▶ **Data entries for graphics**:
-- begin --
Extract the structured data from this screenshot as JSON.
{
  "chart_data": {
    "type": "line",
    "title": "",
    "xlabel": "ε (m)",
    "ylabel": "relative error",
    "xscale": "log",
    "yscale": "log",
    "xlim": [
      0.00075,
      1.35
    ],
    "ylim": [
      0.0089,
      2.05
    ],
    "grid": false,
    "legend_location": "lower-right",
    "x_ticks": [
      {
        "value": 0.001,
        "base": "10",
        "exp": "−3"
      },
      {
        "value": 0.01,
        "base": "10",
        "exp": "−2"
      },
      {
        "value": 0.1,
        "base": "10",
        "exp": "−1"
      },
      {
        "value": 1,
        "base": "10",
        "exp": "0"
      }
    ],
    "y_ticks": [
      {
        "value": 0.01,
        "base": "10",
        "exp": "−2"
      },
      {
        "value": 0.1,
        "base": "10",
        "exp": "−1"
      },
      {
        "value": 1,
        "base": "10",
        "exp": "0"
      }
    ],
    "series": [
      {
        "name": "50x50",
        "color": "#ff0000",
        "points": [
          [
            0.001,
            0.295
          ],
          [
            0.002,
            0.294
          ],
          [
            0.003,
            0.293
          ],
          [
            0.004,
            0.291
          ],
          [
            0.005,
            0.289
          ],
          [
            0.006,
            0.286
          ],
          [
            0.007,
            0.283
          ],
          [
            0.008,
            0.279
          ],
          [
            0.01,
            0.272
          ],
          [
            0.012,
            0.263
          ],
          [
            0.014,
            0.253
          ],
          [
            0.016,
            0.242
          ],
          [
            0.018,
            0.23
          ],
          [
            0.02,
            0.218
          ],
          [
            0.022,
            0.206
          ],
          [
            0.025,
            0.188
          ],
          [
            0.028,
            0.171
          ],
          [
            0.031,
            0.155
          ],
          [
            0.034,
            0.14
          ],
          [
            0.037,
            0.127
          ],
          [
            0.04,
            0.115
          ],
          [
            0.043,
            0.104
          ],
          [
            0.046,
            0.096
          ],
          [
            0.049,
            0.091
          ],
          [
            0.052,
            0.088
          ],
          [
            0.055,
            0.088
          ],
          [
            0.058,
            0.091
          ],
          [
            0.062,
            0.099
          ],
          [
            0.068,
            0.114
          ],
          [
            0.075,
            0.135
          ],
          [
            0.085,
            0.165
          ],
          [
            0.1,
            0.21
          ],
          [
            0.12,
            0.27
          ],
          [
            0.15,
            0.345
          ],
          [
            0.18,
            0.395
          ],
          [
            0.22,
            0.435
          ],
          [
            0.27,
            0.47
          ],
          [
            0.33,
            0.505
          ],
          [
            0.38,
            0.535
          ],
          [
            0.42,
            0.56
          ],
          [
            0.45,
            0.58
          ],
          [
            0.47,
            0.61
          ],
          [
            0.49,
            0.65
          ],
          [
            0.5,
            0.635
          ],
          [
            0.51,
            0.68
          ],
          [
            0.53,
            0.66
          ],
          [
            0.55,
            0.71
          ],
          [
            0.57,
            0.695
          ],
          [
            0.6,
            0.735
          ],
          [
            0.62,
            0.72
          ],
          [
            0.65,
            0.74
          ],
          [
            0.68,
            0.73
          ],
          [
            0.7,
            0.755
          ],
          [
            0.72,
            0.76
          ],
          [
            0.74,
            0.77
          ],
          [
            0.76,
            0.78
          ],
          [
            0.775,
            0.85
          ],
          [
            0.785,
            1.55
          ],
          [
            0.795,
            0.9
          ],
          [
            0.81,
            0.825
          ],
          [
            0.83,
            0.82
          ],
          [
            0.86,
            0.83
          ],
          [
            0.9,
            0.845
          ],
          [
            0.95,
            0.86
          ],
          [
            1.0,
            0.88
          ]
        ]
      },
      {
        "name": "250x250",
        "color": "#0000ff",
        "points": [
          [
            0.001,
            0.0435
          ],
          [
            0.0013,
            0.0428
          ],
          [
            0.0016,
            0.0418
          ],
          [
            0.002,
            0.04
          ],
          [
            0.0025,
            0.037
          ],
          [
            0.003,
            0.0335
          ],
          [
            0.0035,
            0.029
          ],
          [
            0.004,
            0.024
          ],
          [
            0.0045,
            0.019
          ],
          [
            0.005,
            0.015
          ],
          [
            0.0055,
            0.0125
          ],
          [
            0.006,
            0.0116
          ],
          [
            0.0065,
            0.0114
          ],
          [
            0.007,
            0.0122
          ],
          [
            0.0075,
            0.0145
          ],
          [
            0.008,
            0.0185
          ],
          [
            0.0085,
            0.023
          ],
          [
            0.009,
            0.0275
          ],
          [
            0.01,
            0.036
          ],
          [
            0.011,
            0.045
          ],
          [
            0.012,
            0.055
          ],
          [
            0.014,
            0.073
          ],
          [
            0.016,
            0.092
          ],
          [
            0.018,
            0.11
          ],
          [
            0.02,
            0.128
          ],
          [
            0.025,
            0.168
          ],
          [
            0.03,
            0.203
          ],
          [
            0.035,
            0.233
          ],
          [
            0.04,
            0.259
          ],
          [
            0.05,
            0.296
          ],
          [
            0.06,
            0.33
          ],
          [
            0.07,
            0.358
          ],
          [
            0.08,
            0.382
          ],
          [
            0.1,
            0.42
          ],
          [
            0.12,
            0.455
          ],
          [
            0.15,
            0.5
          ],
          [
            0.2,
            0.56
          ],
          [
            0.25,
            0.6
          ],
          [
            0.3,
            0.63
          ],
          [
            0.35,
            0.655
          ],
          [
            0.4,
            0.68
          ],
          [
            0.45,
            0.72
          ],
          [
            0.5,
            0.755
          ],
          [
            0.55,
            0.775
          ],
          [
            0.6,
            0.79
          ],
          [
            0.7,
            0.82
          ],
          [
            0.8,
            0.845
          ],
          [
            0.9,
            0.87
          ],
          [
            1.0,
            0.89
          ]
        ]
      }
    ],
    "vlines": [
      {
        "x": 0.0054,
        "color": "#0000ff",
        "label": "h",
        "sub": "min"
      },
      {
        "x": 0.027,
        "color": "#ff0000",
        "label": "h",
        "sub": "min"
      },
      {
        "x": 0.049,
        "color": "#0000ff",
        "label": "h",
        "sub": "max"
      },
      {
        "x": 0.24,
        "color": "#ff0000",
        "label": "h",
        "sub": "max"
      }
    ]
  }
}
-- end --
▶ **Instructions to follow**:
Copy the material above verbatim.

▶ **Result for this exercise**:
Extract the structured data from this screenshot as JSON.
{
  "chart_data": {
    "type": "line",
    "title": "",
    "xlabel": "ε (m)",
    "ylabel": "relative error",
    "xscale": "log",
    "yscale": "log",
    "xlim": [
      0.00075,
      1.35
    ],
    "ylim": [
      0.0089,
      2.05
    ],
    "grid": false,
    "legend_location": "lower-right",
    "x_ticks": [
      {
        "value": 0.001,
        "base": "10",
        "exp": "−3"
      },
      {
        "value": 0.01,
        "base": "10",
        "exp": "−2"
      },
      {
        "value": 0.1,
        "base": "10",
        "exp": "−1"
      },
      {
        "value": 1,
        "base": "10",
        "exp": "0"
      }
    ],
    "y_ticks": [
      {
        "value": 0.01,
        "base": "10",
        "exp": "−2"
      },
      {
        "value": 0.1,
        "base": "10",
        "exp": "−1"
      },
      {
        "value": 1,
        "base": "10",
        "exp": "0"
      }
    ],
    "series": [
      {
        "name": "50x50",
        "color": "#ff0000",
        "points": [
          [
            0.001,
            0.295
          ],
          [
            0.002,
            0.294
          ],
          [
            0.003,
            0.293
          ],
          [
            0.004,
            0.291
          ],
          [
            0.005,
            0.289
          ],
          [
            0.006,
            0.286
          ],
          [
            0.007,
            0.283
          ],
          [
            0.008,
            0.279
          ],
          [
            0.01,
            0.272
          ],
          [
            0.012,
            0.263
          ],
          [
            0.014,
            0.253
          ],
          [
            0.016,
            0.242
          ],
          [
            0.018,
            0.23
          ],
          [
            0.02,
            0.218
          ],
          [
            0.022,
            0.206
          ],
          [
            0.025,
            0.188
          ],
          [
            0.028,
            0.171
          ],
          [
            0.031,
            0.155
          ],
          [
            0.034,
            0.14
          ],
          [
            0.037,
            0.127
          ],
          [
            0.04,
            0.115
          ],
          [
            0.043,
            0.104
          ],
          [
            0.046,
            0.096
          ],
          [
            0.049,
            0.091
          ],
          [
            0.052,
            0.088
          ],
          [
            0.055,
            0.088
          ],
          [
            0.058,
            0.091
          ],
          [
            0.062,
            0.099
          ],
          [
            0.068,
            0.114
          ],
          [
            0.075,
            0.135
          ],
          [
            0.085,
            0.165
          ],
          [
            0.1,
            0.21
          ],
          [
            0.12,
            0.27
          ],
          [
            0.15,
            0.345
          ],
          [
            0.18,
            0.395
          ],
          [
            0.22,
            0.435
          ],
          [
            0.27,
            0.47
          ],
          [
            0.33,
            0.505
          ],
          [
            0.38,
            0.535
          ],
          [
            0.42,
            0.56
          ],
          [
            0.45,
            0.58
          ],
          [
            0.47,
            0.61
          ],
          [
            0.49,
            0.65
          ],
          [
            0.5,
            0.635
          ],
          [
            0.51,
            0.68
          ],
          [
            0.53,
            0.66
          ],
          [
            0.55,
            0.71
          ],
          [
            0.57,
            0.695
          ],
          [
            0.6,
            0.735
          ],
          [
            0.62,
            0.72
          ],
          [
            0.65,
            0.74
          ],
          [
            0.68,
            0.73
          ],
          [
            0.7,
            0.755
          ],
          [
            0.72,
            0.76
          ],
          [
            0.74,
            0.77
          ],
          [
            0.76,
            0.78
          ],
          [
            0.775,
            0.85
          ],
          [
            0.785,
            1.55
          ],
          [
            0.795,
            0.9
          ],
          [
            0.81,
            0.825
          ],
          [
            0.83,
            0.82
          ],
          [
            0.86,
            0.83
          ],
          [
            0.9,
            0.845
          ],
          [
            0.95,
            0.86
          ],
          [
            1.0,
            0.88
          ]
        ]
      },
      {
        "name": "250x250",
        "color": "#0000ff",
        "points": [
          [
            0.001,
            0.0435
          ],
          [
            0.0013,
            0.0428
          ],
          [
            0.0016,
            0.0418
          ],
          [
            0.002,
            0.04
          ],
          [
            0.0025,
            0.037
          ],
          [
            0.003,
            0.0335
          ],
          [
            0.0035,
            0.029
          ],
          [
            0.004,
            0.024
          ],
          [
            0.0045,
            0.019
          ],
          [
            0.005,
            0.015
          ],
          [
            0.0055,
            0.0125
          ],
          [
            0.006,
            0.0116
          ],
          [
            0.0065,
            0.0114
          ],
          [
            0.007,
            0.0122
          ],
          [
            0.0075,
            0.0145
          ],
          [
            0.008,
            0.0185
          ],
          [
            0.0085,
            0.023
          ],
          [
            0.009,
            0.0275
          ],
          [
            0.01,
            0.036
          ],
          [
            0.011,
            0.045
          ],
          [
            0.012,
            0.055
          ],
          [
            0.014,
            0.073
          ],
          [
            0.016,
            0.092
          ],
          [
            0.018,
            0.11
          ],
          [
            0.02,
            0.128
          ],
          [
            0.025,
            0.168
          ],
          [
            0.03,
            0.203
          ],
          [
            0.035,
            0.233
          ],
          [
            0.04,
            0.259
          ],
          [
            0.05,
            0.296
          ],
          [
            0.06,
            0.33
          ],
          [
            0.07,
            0.358
          ],
          [
            0.08,
            0.382
          ],
          [
            0.1,
            0.42
          ],
          [
            0.12,
            0.455
          ],
          [
            0.15,
            0.5
          ],
          [
            0.2,
            0.56
          ],
          [
            0.25,
            0.6
          ],
          [
            0.3,
            0.63
          ],
          [
            0.35,
            0.655
          ],
          [
            0.4,
            0.68
          ],
          [
            0.45,
            0.72
          ],
          [
            0.5,
            0.755
          ],
          [
            0.55,
            0.775
          ],
          [
            0.6,
            0.79
          ],
          [
            0.7,
            0.82
          ],
          [
            0.8,
            0.845
          ],
          [
            0.9,
            0.87
          ],
          [
            1.0,
            0.89
          ]
        ]
      }
    ],
    "vlines": [
      {
        "x": 0.0054,
        "color": "#0000ff",
        "label": "h",
        "sub": "min"
      },
      {
        "x": 0.027,
        "color": "#ff0000",
        "label": "h",
        "sub": "min"
      },
      {
        "x": 0.049,
        "color": "#0000ff",
        "label": "h",
        "sub": "max"
      },
      {
        "x": 0.24,
        "color": "#ff0000",
        "label": "h",
        "sub": "max"
      }
    ]
  }
}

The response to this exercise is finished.